• _To be done_:
a – In the passage on the Berlin airlift, who implored the people of the world to look at Berlin?
b – Reproduce the passage on the Berlin airlift between "As we celebrate" and "the next century.", inclusive, swapping "friendship" for "partnership".
c – Continue the passage on the Berlin airlift from its final sentence onward.

## Start Passage to read

As we celebrate the 50th anniversary of the Berlin airlift, so do we also celebrate 50 years of the enduring friendship between Germany and the United States. It is a friendship grounded in our shared sacrifice, our shared success and our common vision of democracy and freedom. It is a friendship which Americans treasure and which we look forward to carrying into the next century.
The friendship between Germany and the US was born in one of this century's defining events. Fifty years ago, as Joseph Stalin's Iron Curtain descended around a free Berlin, the last battleground of a world war turned into the first battleground of the Cold War. In the early days of the blockade, Berlin Mayor Ernst Reuter implored: "Volker der Welt, schaut auf Berlin!" - "People of the world, look at Berlin!"
The world did indeed look at Berlin. And what the world saw was not just a city, but also a symbol: a symbol of resolve, a symbol of defiance, and, ultimately, a symbol of freedom. When the world looked at Berlin, it saw Berliners facing overwhelming odds, turning fields into runways and unloading the food and the fuel of freedom from a bridge in the sky.

## End Passage to read
## Start Data records

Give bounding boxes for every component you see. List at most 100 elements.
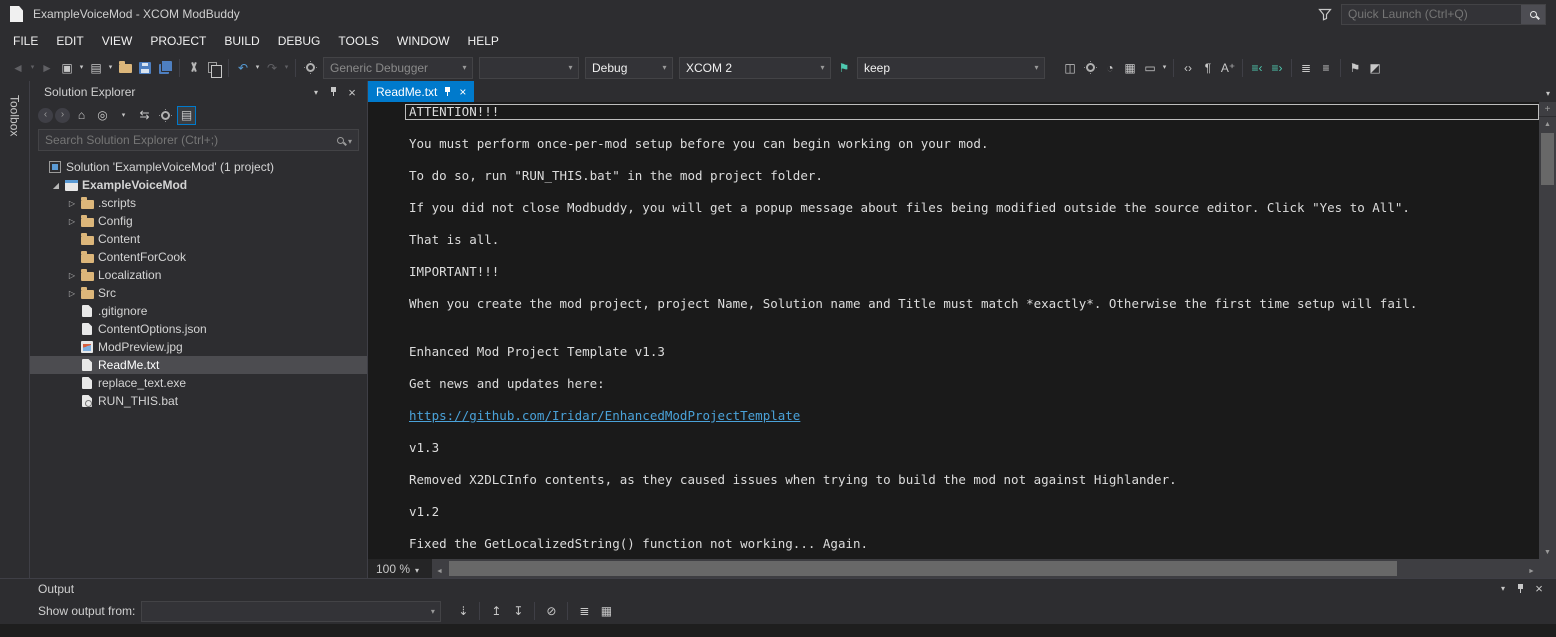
hyperlink[interactable]: https://github.com/Iridar/EnhancedModPro… xyxy=(409,408,800,423)
tree-item[interactable]: ▷ .scripts xyxy=(30,194,367,212)
menu-project[interactable]: PROJECT xyxy=(141,28,215,54)
table-icon[interactable]: ▦ xyxy=(1120,57,1140,79)
previous-message-icon[interactable]: ↥ xyxy=(486,600,506,622)
solution-platform-icon[interactable]: ◫ xyxy=(1060,57,1080,79)
horizontal-scrollbar[interactable] xyxy=(432,559,1539,578)
menu-help[interactable]: HELP xyxy=(459,28,508,54)
open-file-icon[interactable] xyxy=(115,57,135,79)
menu-file[interactable]: FILE xyxy=(4,28,47,54)
scope-caret[interactable]: ▾ xyxy=(114,106,133,125)
close-icon[interactable] xyxy=(343,84,361,100)
deploy-flag-icon[interactable]: ⚑ xyxy=(834,57,854,79)
chevron-down-icon[interactable] xyxy=(657,58,672,78)
add-item-icon[interactable]: ▤ xyxy=(86,57,106,79)
settings-gear-icon[interactable] xyxy=(1080,57,1100,79)
back-icon[interactable]: ‹ xyxy=(38,108,53,123)
previous-bookmark-icon[interactable]: ◩ xyxy=(1365,57,1385,79)
editor-lines[interactable]: ATTENTION!!! You must perform once-per-m… xyxy=(368,102,1539,559)
add-item-caret[interactable]: ▾ xyxy=(106,57,115,79)
menu-edit[interactable]: EDIT xyxy=(47,28,92,54)
tab-readme[interactable]: ReadMe.txt xyxy=(368,81,474,102)
bookmark-icon[interactable]: ⚑ xyxy=(1345,57,1365,79)
tree-item[interactable]: ModPreview.jpg xyxy=(30,338,367,356)
sync-with-active-document-icon[interactable]: ⇆ xyxy=(135,106,154,125)
split-window-handle[interactable] xyxy=(1539,102,1556,117)
output-content[interactable] xyxy=(0,624,1556,637)
debug-engine-icon[interactable] xyxy=(300,57,320,79)
home-icon[interactable]: ⌂ xyxy=(72,106,91,125)
chevron-down-icon[interactable] xyxy=(425,602,440,621)
navigate-back-icon[interactable]: ◄ xyxy=(8,57,28,79)
tree-expander-icon[interactable]: ▷ xyxy=(66,217,78,226)
zoom-control[interactable]: 100 % xyxy=(368,559,432,578)
quick-launch-box[interactable] xyxy=(1341,4,1546,25)
quick-launch-search-button[interactable] xyxy=(1521,5,1545,24)
clear-all-icon[interactable]: ⊘ xyxy=(541,600,561,622)
tree-item[interactable]: .gitignore xyxy=(30,302,367,320)
vscroll-thumb[interactable] xyxy=(1541,133,1554,185)
undo-icon[interactable]: ↶ xyxy=(233,57,253,79)
debugger-combo[interactable]: Generic Debugger xyxy=(323,57,473,79)
hscroll-track[interactable] xyxy=(447,559,1524,578)
scroll-down-icon[interactable] xyxy=(1539,545,1556,559)
tree-item[interactable]: ContentOptions.json xyxy=(30,320,367,338)
chevron-down-icon[interactable] xyxy=(1029,58,1044,78)
close-icon[interactable] xyxy=(1530,581,1548,597)
command-window-icon[interactable]: ▭ xyxy=(1140,57,1160,79)
history-icon[interactable]: ◔ xyxy=(1100,57,1120,79)
tree-item[interactable]: replace_text.exe xyxy=(30,374,367,392)
next-message-icon[interactable]: ↧ xyxy=(508,600,528,622)
undo-caret[interactable]: ▾ xyxy=(253,57,262,79)
tree-item[interactable]: Solution 'ExampleVoiceMod' (1 project) xyxy=(30,158,367,176)
filter-icon[interactable] xyxy=(1318,7,1332,21)
menu-window[interactable]: WINDOW xyxy=(388,28,459,54)
quick-launch-input[interactable] xyxy=(1342,7,1521,21)
close-icon[interactable] xyxy=(459,85,466,99)
word-wrap-icon[interactable]: ≣ xyxy=(574,600,594,622)
tree-item[interactable]: ▷ Src xyxy=(30,284,367,302)
scroll-left-icon[interactable] xyxy=(432,562,447,576)
chevron-down-icon[interactable] xyxy=(348,133,352,147)
chevron-down-icon[interactable] xyxy=(815,58,830,78)
tree-expander-icon[interactable]: ◢ xyxy=(50,181,62,190)
tree-item[interactable]: ◢ ExampleVoiceMod xyxy=(30,176,367,194)
tree-item[interactable]: ▷ Config xyxy=(30,212,367,230)
hscroll-thumb[interactable] xyxy=(449,561,1397,576)
pin-icon[interactable] xyxy=(1512,581,1530,597)
tree-item[interactable]: ContentForCook xyxy=(30,248,367,266)
solution-platform-combo[interactable]: XCOM 2 xyxy=(679,57,831,79)
scope-icon[interactable]: ◎ xyxy=(93,106,112,125)
command-window-caret[interactable]: ▾ xyxy=(1160,57,1169,79)
save-icon[interactable] xyxy=(135,57,155,79)
solution-config-combo[interactable]: Debug xyxy=(585,57,673,79)
cut-icon[interactable] xyxy=(184,57,204,79)
navigate-back-caret[interactable]: ▾ xyxy=(28,57,37,79)
tree-expander-icon[interactable]: ▷ xyxy=(66,199,78,208)
new-project-caret[interactable]: ▾ xyxy=(77,57,86,79)
menu-build[interactable]: BUILD xyxy=(215,28,268,54)
tree-item[interactable]: ReadMe.txt xyxy=(30,356,367,374)
properties-icon[interactable] xyxy=(156,106,175,125)
decrease-indent-icon[interactable]: ≡‹ xyxy=(1247,57,1267,79)
window-position-icon[interactable] xyxy=(1494,581,1512,597)
code-snippet-icon[interactable]: ‹› xyxy=(1178,57,1198,79)
forward-icon[interactable]: › xyxy=(55,108,70,123)
line-spacing-icon[interactable]: ≣ xyxy=(1296,57,1316,79)
menu-view[interactable]: VIEW xyxy=(93,28,142,54)
pin-icon[interactable] xyxy=(444,87,452,97)
vertical-scrollbar[interactable] xyxy=(1539,102,1556,559)
menu-tools[interactable]: TOOLS xyxy=(329,28,387,54)
increase-indent-icon[interactable]: ≡› xyxy=(1267,57,1287,79)
tree-expander-icon[interactable]: ▷ xyxy=(66,289,78,298)
navigate-forward-icon[interactable]: ► xyxy=(37,57,57,79)
tree-expander-icon[interactable]: ▷ xyxy=(66,271,78,280)
solution-search-input[interactable] xyxy=(39,133,337,147)
preview-selected-items-icon[interactable]: ▤ xyxy=(177,106,196,125)
new-project-icon[interactable]: ▣ xyxy=(57,57,77,79)
copy-icon[interactable] xyxy=(204,57,224,79)
vscroll-track[interactable] xyxy=(1539,131,1556,545)
solution-search-box[interactable] xyxy=(38,129,359,151)
tree-item[interactable]: ▷ Localization xyxy=(30,266,367,284)
scroll-up-icon[interactable] xyxy=(1539,117,1556,131)
toolbox-tab[interactable]: Toolbox xyxy=(8,91,22,140)
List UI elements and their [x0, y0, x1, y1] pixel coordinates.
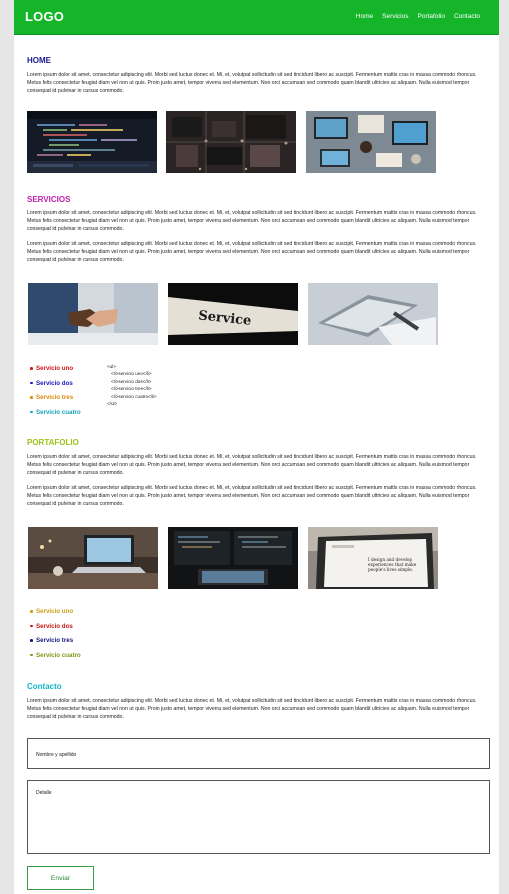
detail-textarea[interactable]: Detalle: [27, 780, 490, 854]
detail-placeholder: Detalle: [36, 790, 52, 796]
desk-laptops-image: [306, 111, 436, 173]
laptop-desk-image: [28, 527, 158, 589]
svg-text:I design and develop e: I design and develop experiences that ma…: [368, 557, 418, 572]
list-item: Servicio tres: [30, 394, 81, 409]
servicios-title: SERVICIOS: [27, 195, 71, 204]
nav-contacto[interactable]: Contacto: [454, 13, 480, 20]
list-item: Servicio dos: [30, 380, 81, 395]
portafolio-paragraph-1: Lorem ipsum dolor sit amet, consectetur …: [27, 454, 477, 477]
circuit-board-image: [166, 111, 296, 173]
list-item: Servicio dos: [30, 623, 81, 638]
portafolio-title: PORTAFOLIO: [27, 438, 79, 447]
portafolio-paragraph-2: Lorem ipsum dolor sit amet, consectetur …: [27, 485, 477, 508]
contacto-title: Contacto: [27, 682, 62, 691]
code-line: <li>servicio cuatro</li>: [111, 393, 157, 399]
list-item: Servicio uno: [30, 608, 81, 623]
servicios-list: Servicio uno Servicio dos Servicio tres …: [30, 365, 81, 423]
name-field-placeholder: Nombre y apellido: [36, 752, 77, 758]
tablet-quote-image: I design and develop experiences that ma…: [308, 527, 438, 589]
code-line: <li>servicio uno</li>: [111, 371, 152, 377]
service-sign-image: Service: [168, 283, 298, 345]
list-item: Servicio tres: [30, 637, 81, 652]
list-item: Servicio cuatro: [30, 409, 81, 424]
name-field[interactable]: Nombre y apellido: [27, 738, 490, 769]
code-line: <li>servicio dos</li>: [111, 378, 152, 384]
page: LOGO Home Servicios Portafolio Contacto …: [14, 0, 499, 894]
monitors-code-image: [168, 527, 298, 589]
servicios-paragraph-2: Lorem ipsum dolor sit amet, consectetur …: [27, 241, 477, 264]
home-title: HOME: [27, 56, 51, 65]
logo[interactable]: LOGO: [25, 9, 64, 24]
code-screen-image: [27, 111, 157, 173]
nav-menu: Home Servicios Portafolio Contacto: [356, 13, 480, 20]
handshake-image: [28, 283, 158, 345]
list-item: Servicio cuatro: [30, 652, 81, 667]
code-line: <li>servicio tres</li>: [111, 386, 152, 392]
navbar: LOGO Home Servicios Portafolio Contacto: [14, 0, 499, 35]
code-snippet: <ul> <li>servicio uno</li> <li>servicio …: [107, 363, 157, 407]
code-line: <ul>: [107, 364, 116, 369]
home-paragraph: Lorem ipsum dolor sit amet, consectetur …: [27, 72, 477, 95]
servicios-paragraph-1: Lorem ipsum dolor sit amet, consectetur …: [27, 210, 477, 233]
nav-portafolio[interactable]: Portafolio: [418, 13, 445, 20]
code-line: </ul>: [107, 401, 118, 407]
submit-button[interactable]: Enviar: [27, 866, 94, 890]
contacto-paragraph: Lorem ipsum dolor sit amet, consectetur …: [27, 698, 477, 721]
list-item: Servicio uno: [30, 365, 81, 380]
nav-home[interactable]: Home: [356, 13, 373, 20]
nav-servicios[interactable]: Servicios: [382, 13, 408, 20]
portafolio-list: Servicio uno Servicio dos Servicio tres …: [30, 608, 81, 666]
office-laptop-image: [308, 283, 438, 345]
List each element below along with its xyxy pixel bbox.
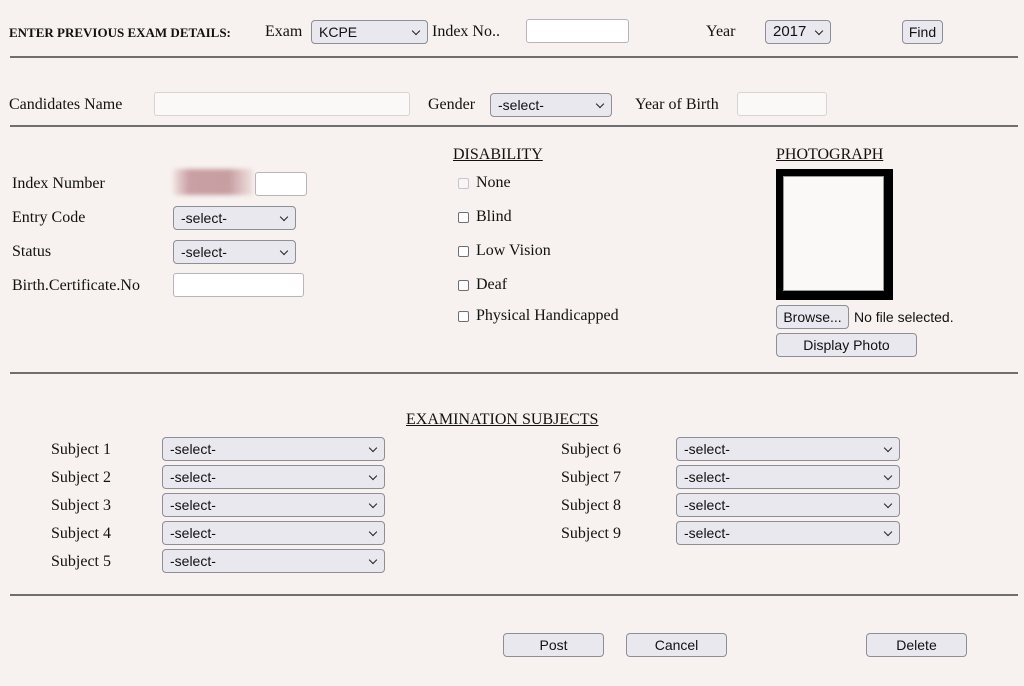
chevron-down-icon	[883, 527, 893, 537]
chevron-down-icon	[411, 26, 421, 36]
chevron-down-icon	[368, 555, 378, 565]
subject-7-select[interactable]: -select-	[676, 465, 900, 489]
divider	[10, 125, 1018, 127]
chevron-down-icon	[368, 471, 378, 481]
disability-low-vision-label: Low Vision	[476, 242, 551, 259]
year-select-value: 2017	[773, 23, 807, 40]
subject-4-label: Subject 4	[51, 525, 111, 542]
chevron-down-icon	[883, 471, 893, 481]
birth-certificate-label: Birth.Certificate.No	[12, 277, 140, 294]
candidates-name-label: Candidates Name	[9, 96, 123, 113]
subject-9-value: -select-	[684, 525, 730, 541]
chevron-down-icon	[814, 26, 824, 36]
subject-4-select[interactable]: -select-	[162, 521, 385, 545]
subject-6-value: -select-	[684, 441, 730, 457]
chevron-down-icon	[279, 246, 289, 256]
subject-2-select[interactable]: -select-	[162, 465, 385, 489]
delete-button[interactable]: Delete	[866, 633, 967, 657]
gender-label: Gender	[428, 96, 476, 113]
gender-select[interactable]: -select-	[490, 93, 612, 117]
disability-none-label: None	[476, 174, 511, 191]
cancel-button[interactable]: Cancel	[626, 633, 727, 657]
post-button[interactable]: Post	[503, 633, 604, 657]
disability-heading: DISABILITY	[453, 146, 543, 163]
disability-blind-label: Blind	[476, 208, 512, 225]
disability-none-checkbox[interactable]	[458, 178, 469, 189]
subject-9-label: Subject 9	[561, 525, 621, 542]
divider	[10, 372, 1018, 374]
index-no-label: Index No..	[432, 23, 500, 40]
gender-select-value: -select-	[498, 97, 544, 113]
divider	[10, 56, 1018, 58]
divider	[10, 594, 1018, 596]
index-number-input[interactable]	[255, 172, 307, 196]
subject-6-label: Subject 6	[561, 441, 621, 458]
year-of-birth-label: Year of Birth	[635, 96, 719, 113]
subject-1-value: -select-	[170, 441, 216, 457]
find-button[interactable]: Find	[902, 20, 943, 44]
entry-code-select[interactable]: -select-	[173, 206, 296, 230]
year-select[interactable]: 2017	[765, 20, 831, 44]
index-no-input[interactable]	[526, 19, 629, 43]
disability-blind-checkbox[interactable]	[458, 212, 469, 223]
subject-3-label: Subject 3	[51, 497, 111, 514]
birth-certificate-input[interactable]	[173, 273, 304, 297]
year-of-birth-input[interactable]	[737, 92, 827, 116]
subjects-heading: EXAMINATION SUBJECTS	[406, 411, 599, 428]
photo-placeholder	[783, 176, 887, 294]
chevron-down-icon	[279, 212, 289, 222]
disability-deaf-checkbox[interactable]	[458, 280, 469, 291]
subject-5-select[interactable]: -select-	[162, 549, 385, 573]
status-select-value: -select-	[181, 244, 227, 260]
display-photo-button[interactable]: Display Photo	[776, 333, 917, 357]
subject-1-select[interactable]: -select-	[162, 437, 385, 461]
index-number-label: Index Number	[12, 175, 105, 192]
chevron-down-icon	[368, 443, 378, 453]
photo-preview	[776, 169, 893, 300]
disability-low-vision-checkbox[interactable]	[458, 246, 469, 257]
subject-3-value: -select-	[170, 497, 216, 513]
subject-6-select[interactable]: -select-	[676, 437, 900, 461]
chevron-down-icon	[883, 443, 893, 453]
chevron-down-icon	[595, 99, 605, 109]
subject-2-value: -select-	[170, 469, 216, 485]
subject-3-select[interactable]: -select-	[162, 493, 385, 517]
file-status: No file selected.	[854, 309, 954, 325]
photograph-heading: PHOTOGRAPH	[776, 146, 884, 163]
redacted-index-prefix	[173, 169, 253, 195]
status-select[interactable]: -select-	[173, 240, 296, 264]
browse-button[interactable]: Browse...	[776, 305, 849, 329]
chevron-down-icon	[883, 499, 893, 509]
subject-5-label: Subject 5	[51, 553, 111, 570]
disability-deaf-label: Deaf	[476, 276, 508, 293]
disability-physical-label: Physical Handicapped	[476, 307, 619, 324]
chevron-down-icon	[368, 527, 378, 537]
subject-7-label: Subject 7	[561, 469, 621, 486]
subject-1-label: Subject 1	[51, 441, 111, 458]
subject-2-label: Subject 2	[51, 469, 111, 486]
subject-5-value: -select-	[170, 553, 216, 569]
previous-exam-heading: ENTER PREVIOUS EXAM DETAILS:	[9, 25, 231, 40]
candidates-name-input[interactable]	[154, 92, 410, 116]
subject-9-select[interactable]: -select-	[676, 521, 900, 545]
subject-8-value: -select-	[684, 497, 730, 513]
status-label: Status	[12, 243, 52, 260]
chevron-down-icon	[368, 499, 378, 509]
entry-code-select-value: -select-	[181, 210, 227, 226]
exam-label: Exam	[265, 23, 303, 40]
exam-select[interactable]: KCPE	[311, 20, 428, 44]
subject-7-value: -select-	[684, 469, 730, 485]
subject-8-label: Subject 8	[561, 497, 621, 514]
year-label: Year	[706, 23, 736, 40]
subject-4-value: -select-	[170, 525, 216, 541]
entry-code-label: Entry Code	[12, 209, 86, 226]
subject-8-select[interactable]: -select-	[676, 493, 900, 517]
disability-physical-checkbox[interactable]	[458, 311, 469, 322]
exam-select-value: KCPE	[319, 24, 358, 40]
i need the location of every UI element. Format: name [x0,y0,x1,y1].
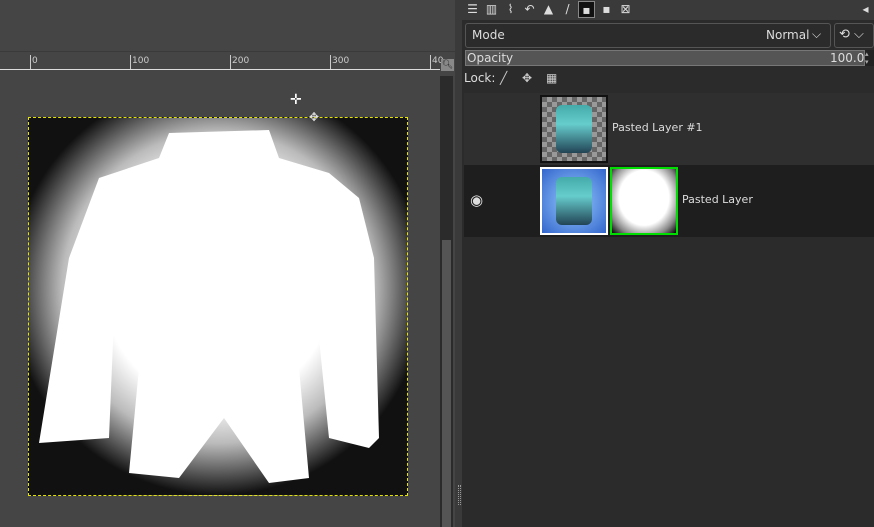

## End Data records

• _Task results_:
a – Berlin Mayor Ernst Reuter.

b –
As we celebrate the 50th anniversary of the Berlin airlift, so do we also celebrate 50 years of the enduring partnership between Germany and the United States. It is a partnership grounded in our shared sacrifice, our shared success and our common vision of democracy and freedom. It is a partnership which Americans treasure and which we look forward to carrying into the next century.

c –
When the world looked at Berlin, it saw the Allies committed to a free Germany. When the world looked at Berlin, it also saw the future, for the airlift truly shaped the Cold War period.
Every day of the airlift our pilots were thundering across the German sky into a battle not of bullets, but of ideas - of liberty, of freedom and of democracy. And they turned one of freedom's darkest days into one of its brightest triumphs.
For America, the airlift was a wake-up call. It made us realise that, unlike the past, we could not withdraw safely behind our shores, secure behind an Atlantic barrier.
After two world wars, the airlift confirmed that American and European security were inextricably bound together. The airlift proved that the cost of avoiding tyranny and destruction tomorrow was vigilance and commitment today. And the airlift confirmed, once again, that freedom is never free.
Let there be no doubt: history will remember the story of Berlin, a story about how the spirit of liberty can tear down the mightiest walls of oppression.
Today, that spirit reminds us that America must remain engaged in the world and in Europe. That spirit lives on, inspiring and nurturing the trans-Atlantic alliance and energising our efforts to help Europeans shape their own future.
It is alive as we build new bridges and extend the hand of Nato friendship and membership to Hungary, to Poland and to the Czech Republic.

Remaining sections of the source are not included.